▶ Brief
Report all lines holding "Time".

▶ Records supplied
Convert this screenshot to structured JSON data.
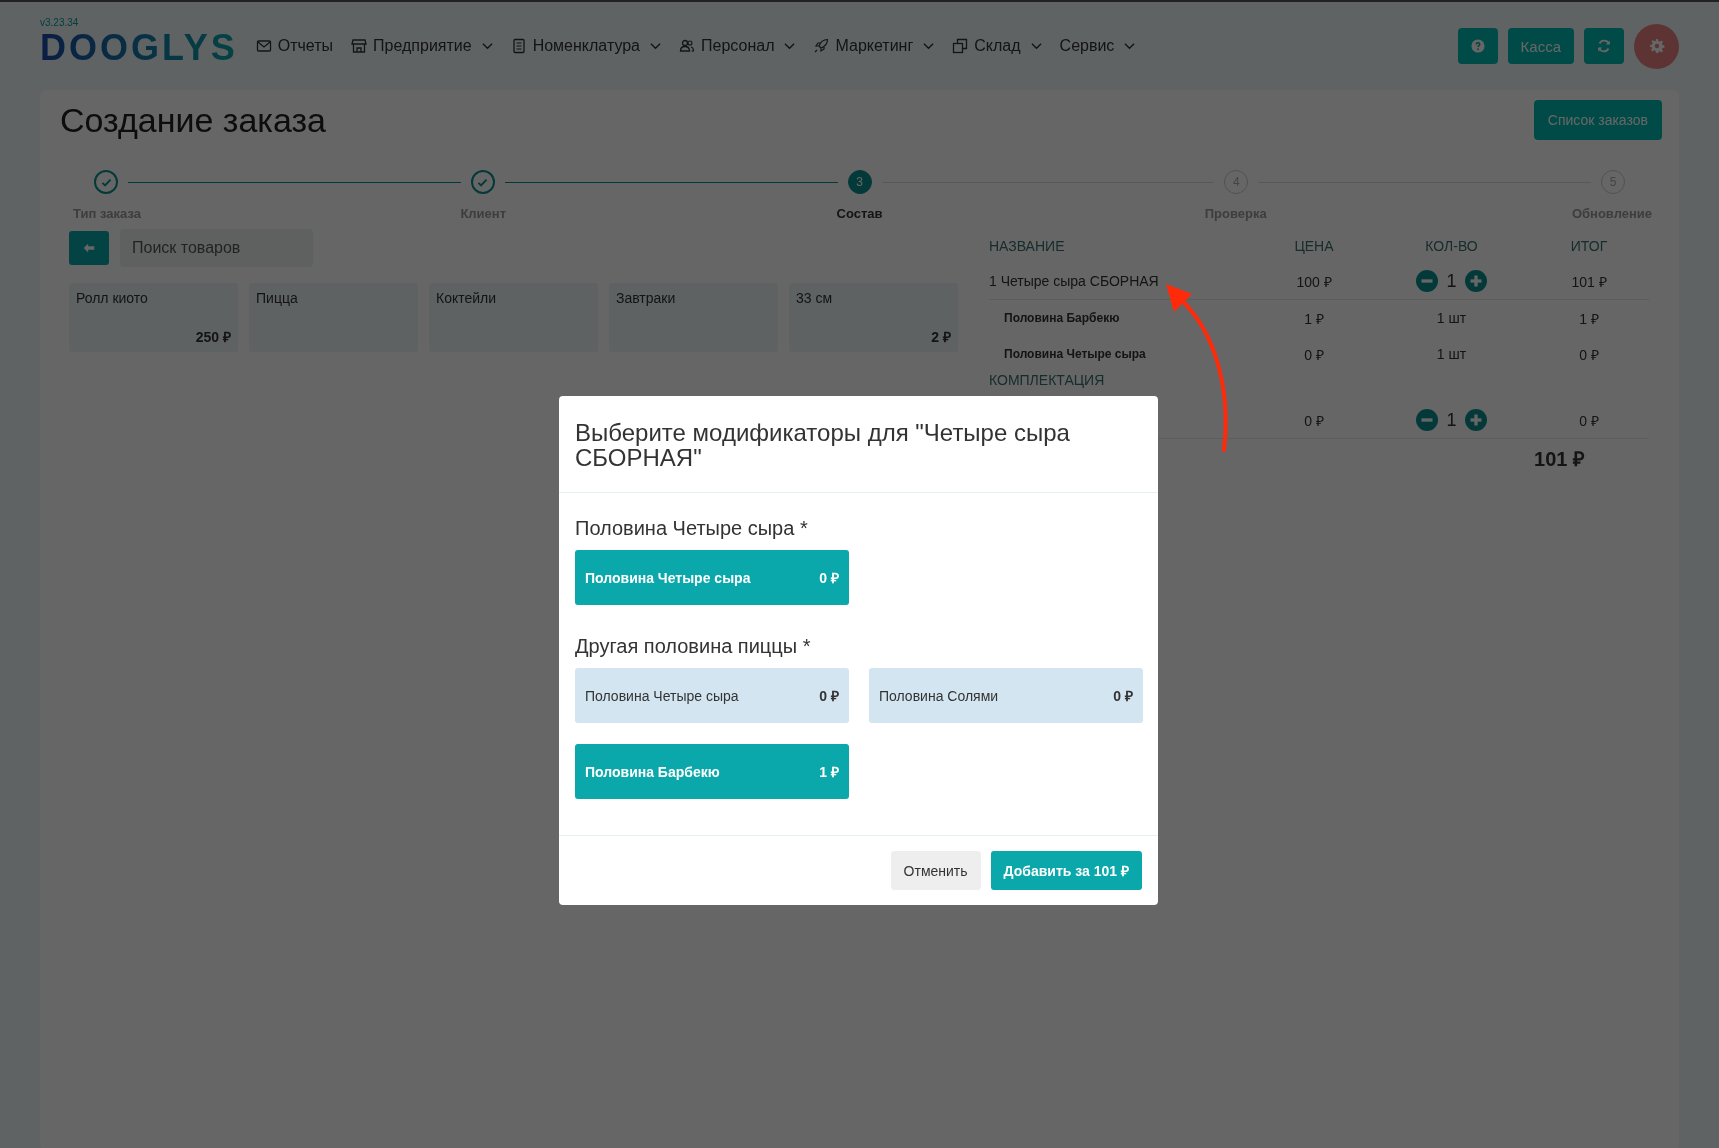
{
  "version": "v3.23.34",
  "logo": "DOOGLYS",
  "nav": [
    {
      "label": "Отчеты",
      "dropdown": false
    },
    {
      "label": "Предприятие",
      "dropdown": true
    },
    {
      "label": "Номенклатура",
      "dropdown": true
    },
    {
      "label": "Персонал",
      "dropdown": true
    },
    {
      "label": "Маркетинг",
      "dropdown": true
    },
    {
      "label": "Склад",
      "dropdown": true
    },
    {
      "label": "Сервис",
      "dropdown": true
    }
  ],
  "header_buttons": {
    "cash": "Касса"
  },
  "page": {
    "title": "Создание заказа",
    "orders_button": "Список заказов"
  },
  "steps": [
    {
      "label": "Тип заказа",
      "done": true,
      "selected": false
    },
    {
      "label": "Клиент",
      "done": true,
      "selected": false
    },
    {
      "number": "3",
      "label": "Состав",
      "done": false,
      "selected": true
    },
    {
      "number": "4",
      "label": "Проверка",
      "done": false,
      "selected": false
    },
    {
      "number": "5",
      "label": "Обновление",
      "done": false,
      "selected": false
    }
  ],
  "search": {
    "placeholder": "Поиск товаров"
  },
  "categories": [
    {
      "name": "Ролл киото",
      "price": "250 ₽"
    },
    {
      "name": "Пицца"
    },
    {
      "name": "Коктейли"
    },
    {
      "name": "Завтраки"
    },
    {
      "name": "33 см",
      "price": "2 ₽"
    }
  ],
  "order_table": {
    "columns": [
      "НАЗВАНИЕ",
      "ЦЕНА",
      "КОЛ-ВО",
      "ИТОГ"
    ],
    "rows": [
      {
        "kind": "item",
        "name": "1 Четыре сыра СБОРНАЯ",
        "price": "100 ₽",
        "qty": "1",
        "total": "101 ₽"
      },
      {
        "kind": "modifier",
        "name": "Половина Барбекю",
        "price": "1 ₽",
        "qty": "1 шт",
        "total": "1 ₽"
      },
      {
        "kind": "modifier",
        "name": "Половина Четыре сыра",
        "price": "0 ₽",
        "qty": "1 шт",
        "total": "0 ₽"
      },
      {
        "kind": "section",
        "name": "КОМПЛЕКТАЦИЯ"
      },
      {
        "kind": "item",
        "price": "0 ₽",
        "qty": "1",
        "total": "0 ₽"
      }
    ],
    "total": "101 ₽"
  },
  "modal": {
    "title": "Выберите модификаторы для \"Четыре сыра СБОРНАЯ\"",
    "groups": [
      {
        "title": "Половина Четыре сыра *",
        "options": [
          {
            "name": "Половина Четыре сыра",
            "price": "0 ₽",
            "selected": true
          }
        ]
      },
      {
        "title": "Другая половина пиццы *",
        "options": [
          {
            "name": "Половина Четыре сыра",
            "price": "0 ₽",
            "selected": false
          },
          {
            "name": "Половина Солями",
            "price": "0 ₽",
            "selected": false
          },
          {
            "name": "Половина Барбекю",
            "price": "1 ₽",
            "selected": true
          }
        ]
      }
    ],
    "cancel": "Отменить",
    "submit": "Добавить за 101 ₽"
  }
}
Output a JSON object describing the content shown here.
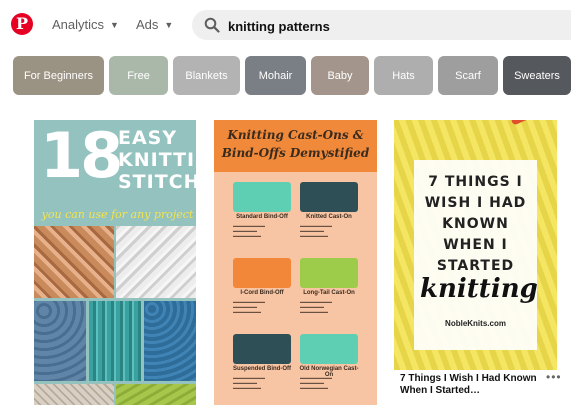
{
  "header": {
    "logo_letter": "P",
    "nav": [
      {
        "label": "Analytics"
      },
      {
        "label": "Ads"
      }
    ],
    "search": {
      "value": "knitting patterns"
    }
  },
  "chips": [
    {
      "label": "For Beginners",
      "color": "#9a9283"
    },
    {
      "label": "Free",
      "color": "#aab8aa"
    },
    {
      "label": "Blankets",
      "color": "#b3b3b3"
    },
    {
      "label": "Mohair",
      "color": "#7a7f86"
    },
    {
      "label": "Baby",
      "color": "#a3958c"
    },
    {
      "label": "Hats",
      "color": "#aeaeae"
    },
    {
      "label": "Scarf",
      "color": "#9e9e9e"
    },
    {
      "label": "Sweaters",
      "color": "#55585c"
    }
  ],
  "pins": {
    "stitches": {
      "number": "18",
      "line1": "EASY",
      "line2": "KNITTING",
      "line3": "STITCHES",
      "subtitle": "you can use for any project"
    },
    "castons": {
      "title_line1": "Knitting Cast-Ons &",
      "title_line2": "Bind-Offs Demystified",
      "items": [
        {
          "name": "Standard Bind-Off",
          "color": "#5ecfb3"
        },
        {
          "name": "Knitted Cast-On",
          "color": "#2f4f57"
        },
        {
          "name": "I-Cord Bind-Off",
          "color": "#f2873a"
        },
        {
          "name": "Long-Tail Cast-On",
          "color": "#9ccc4a"
        },
        {
          "name": "Suspended Bind-Off",
          "color": "#2f4f57"
        },
        {
          "name": "Old Norwegian Cast-On",
          "color": "#5ecfb3"
        }
      ]
    },
    "seven_things": {
      "title_lines": [
        "7 THINGS I",
        "WISH I HAD",
        "KNOWN",
        "WHEN I",
        "STARTED"
      ],
      "script_word": "knitting",
      "site": "NobleKnits.com",
      "caption": "7 Things I Wish I Had Known When I Started…",
      "more_icon": "more-dots-icon"
    }
  }
}
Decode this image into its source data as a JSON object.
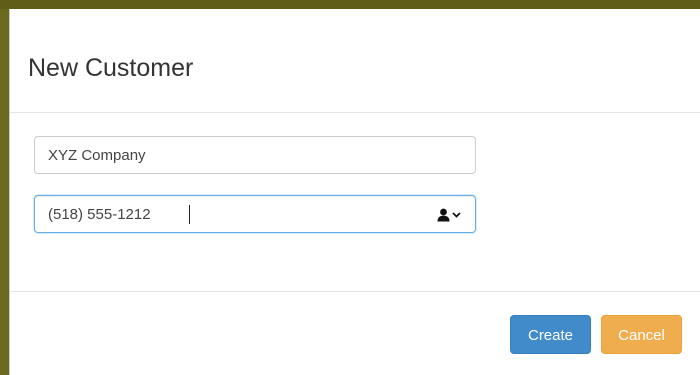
{
  "modal": {
    "title": "New Customer"
  },
  "form": {
    "company": {
      "value": "XYZ Company"
    },
    "phone": {
      "value": "(518) 555-1212",
      "contact_icon": "user-icon",
      "dropdown_icon": "chevron-down-icon"
    }
  },
  "footer": {
    "create_label": "Create",
    "cancel_label": "Cancel"
  },
  "colors": {
    "primary": "#428bca",
    "warning": "#f0ad4e",
    "backdrop": "#6b6a1f",
    "focus": "#66afe9"
  }
}
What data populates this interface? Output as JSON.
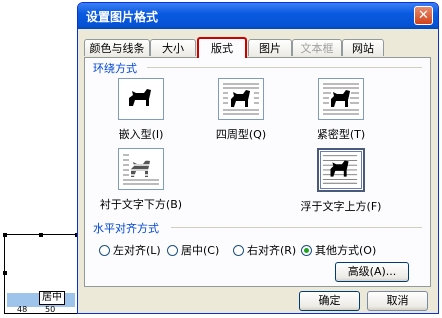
{
  "thumbnail": {
    "caption": "居中",
    "left_num": "48",
    "right_num": "50"
  },
  "dialog": {
    "title": "设置图片格式",
    "close_symbol": "✕",
    "tabs": [
      {
        "label": "颜色与线条",
        "state": "normal"
      },
      {
        "label": "大小",
        "state": "normal"
      },
      {
        "label": "版式",
        "state": "active"
      },
      {
        "label": "图片",
        "state": "normal"
      },
      {
        "label": "文本框",
        "state": "disabled"
      },
      {
        "label": "网站",
        "state": "normal"
      }
    ],
    "wrap_section": {
      "label": "环绕方式",
      "options": [
        {
          "label": "嵌入型(I)",
          "icon": "inline-dog-icon"
        },
        {
          "label": "四周型(Q)",
          "icon": "square-dog-icon"
        },
        {
          "label": "紧密型(T)",
          "icon": "tight-dog-icon"
        },
        {
          "label": "衬于文字下方(B)",
          "icon": "behind-text-dog-icon"
        },
        {
          "label": "浮于文字上方(F)",
          "icon": "in-front-text-dog-icon",
          "selected": true
        }
      ]
    },
    "align_section": {
      "label": "水平对齐方式",
      "options": [
        {
          "label": "左对齐(L)",
          "checked": false
        },
        {
          "label": "居中(C)",
          "checked": false
        },
        {
          "label": "右对齐(R)",
          "checked": false
        },
        {
          "label": "其他方式(O)",
          "checked": true
        }
      ],
      "advanced_label": "高级(A)..."
    },
    "ok_label": "确定",
    "cancel_label": "取消"
  },
  "colors": {
    "titlebar": "#0553d5",
    "group_label": "#0046d5",
    "active_tab_highlight": "#cc0000"
  }
}
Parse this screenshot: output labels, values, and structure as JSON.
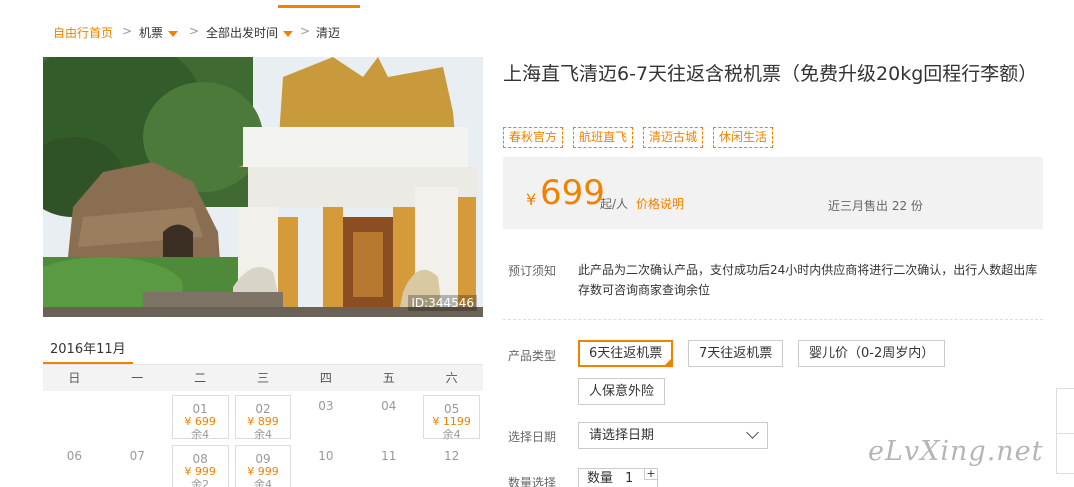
{
  "breadcrumb": {
    "home": "自由行首页",
    "flight": "机票",
    "departure": "全部出发时间",
    "destination": "清迈",
    "separator": ">"
  },
  "photo": {
    "id_label": "ID:344546"
  },
  "calendar": {
    "month": "2016年11月",
    "weekdays": [
      "日",
      "一",
      "二",
      "三",
      "四",
      "五",
      "六"
    ],
    "rows": [
      [
        {
          "day": ""
        },
        {
          "day": ""
        },
        {
          "day": "01",
          "price": "¥ 699",
          "stock": "余4"
        },
        {
          "day": "02",
          "price": "¥ 899",
          "stock": "余4"
        },
        {
          "day": "03"
        },
        {
          "day": "04"
        },
        {
          "day": "05",
          "price": "¥ 1199",
          "stock": "余4"
        }
      ],
      [
        {
          "day": "06"
        },
        {
          "day": "07"
        },
        {
          "day": "08",
          "price": "¥ 999",
          "stock": "余2"
        },
        {
          "day": "09",
          "price": "¥ 999",
          "stock": "余4"
        },
        {
          "day": "10"
        },
        {
          "day": "11"
        },
        {
          "day": "12"
        }
      ]
    ]
  },
  "product": {
    "title": "上海直飞清迈6-7天往返含税机票（免费升级20kg回程行李额）",
    "tags": [
      "春秋官方",
      "航班直飞",
      "清迈古城",
      "休闲生活"
    ],
    "currency": "¥",
    "price": "699",
    "price_unit": "起/人",
    "price_note": "价格说明",
    "sold": "近三月售出 22 份"
  },
  "booking": {
    "notice_label": "预订须知",
    "notice_text": "此产品为二次确认产品，支付成功后24小时内供应商将进行二次确认，出行人数超出库存数可咨询商家查询余位",
    "type_label": "产品类型",
    "types": [
      "6天往返机票",
      "7天往返机票",
      "婴儿价（0-2周岁内）",
      "人保意外险"
    ],
    "date_label": "选择日期",
    "date_placeholder": "请选择日期",
    "qty_label": "数量选择",
    "qty_prefix": "数量",
    "qty_value": "1",
    "plus": "+"
  },
  "watermark": "eLvXing.net",
  "colors": {
    "accent": "#f08200"
  }
}
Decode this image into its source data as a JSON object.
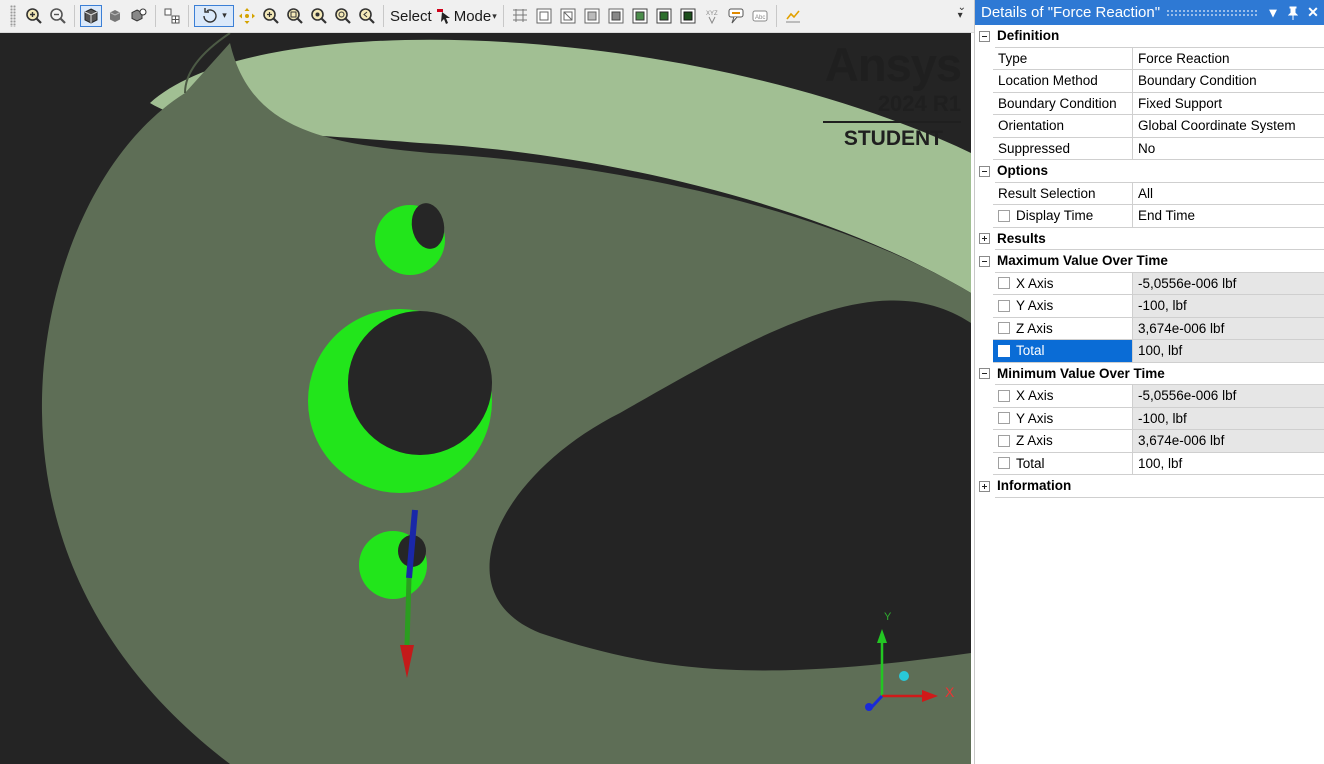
{
  "toolbar": {
    "select_label": "Select",
    "mode_label": "Mode"
  },
  "viewport": {
    "logo": {
      "brand": "Ansys",
      "version": "2024 R1",
      "edition": "STUDENT"
    },
    "triad": {
      "x_label": "X",
      "y_label": "Y"
    },
    "colors": {
      "body": "#5e6e56",
      "body_top": "#a1bf93",
      "background": "#242424",
      "hole_face": "#22e51b"
    }
  },
  "details": {
    "title": "Details of \"Force Reaction\"",
    "sections": {
      "definition": {
        "title": "Definition",
        "rows": [
          {
            "label": "Type",
            "value": "Force Reaction"
          },
          {
            "label": "Location Method",
            "value": "Boundary Condition"
          },
          {
            "label": "Boundary Condition",
            "value": "Fixed Support"
          },
          {
            "label": "Orientation",
            "value": "Global Coordinate System"
          },
          {
            "label": "Suppressed",
            "value": "No"
          }
        ]
      },
      "options": {
        "title": "Options",
        "rows": [
          {
            "label": "Result Selection",
            "value": "All"
          },
          {
            "label": "Display Time",
            "value": "End Time"
          }
        ]
      },
      "results": {
        "title": "Results"
      },
      "maximum": {
        "title": "Maximum Value Over Time",
        "rows": [
          {
            "label": "X Axis",
            "value": "-5,0556e-006 lbf"
          },
          {
            "label": "Y Axis",
            "value": "-100, lbf"
          },
          {
            "label": "Z Axis",
            "value": "3,674e-006 lbf"
          },
          {
            "label": "Total",
            "value": "100, lbf"
          }
        ]
      },
      "minimum": {
        "title": "Minimum Value Over Time",
        "rows": [
          {
            "label": "X Axis",
            "value": "-5,0556e-006 lbf"
          },
          {
            "label": "Y Axis",
            "value": "-100, lbf"
          },
          {
            "label": "Z Axis",
            "value": "3,674e-006 lbf"
          },
          {
            "label": "Total",
            "value": "100, lbf"
          }
        ]
      },
      "information": {
        "title": "Information"
      }
    }
  }
}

▶ Answer in full
            "label": "Display Time",
            "value": "End Time"
        "title": "Maximum Value Over Time",
        "title": "Minimum Value Over Time",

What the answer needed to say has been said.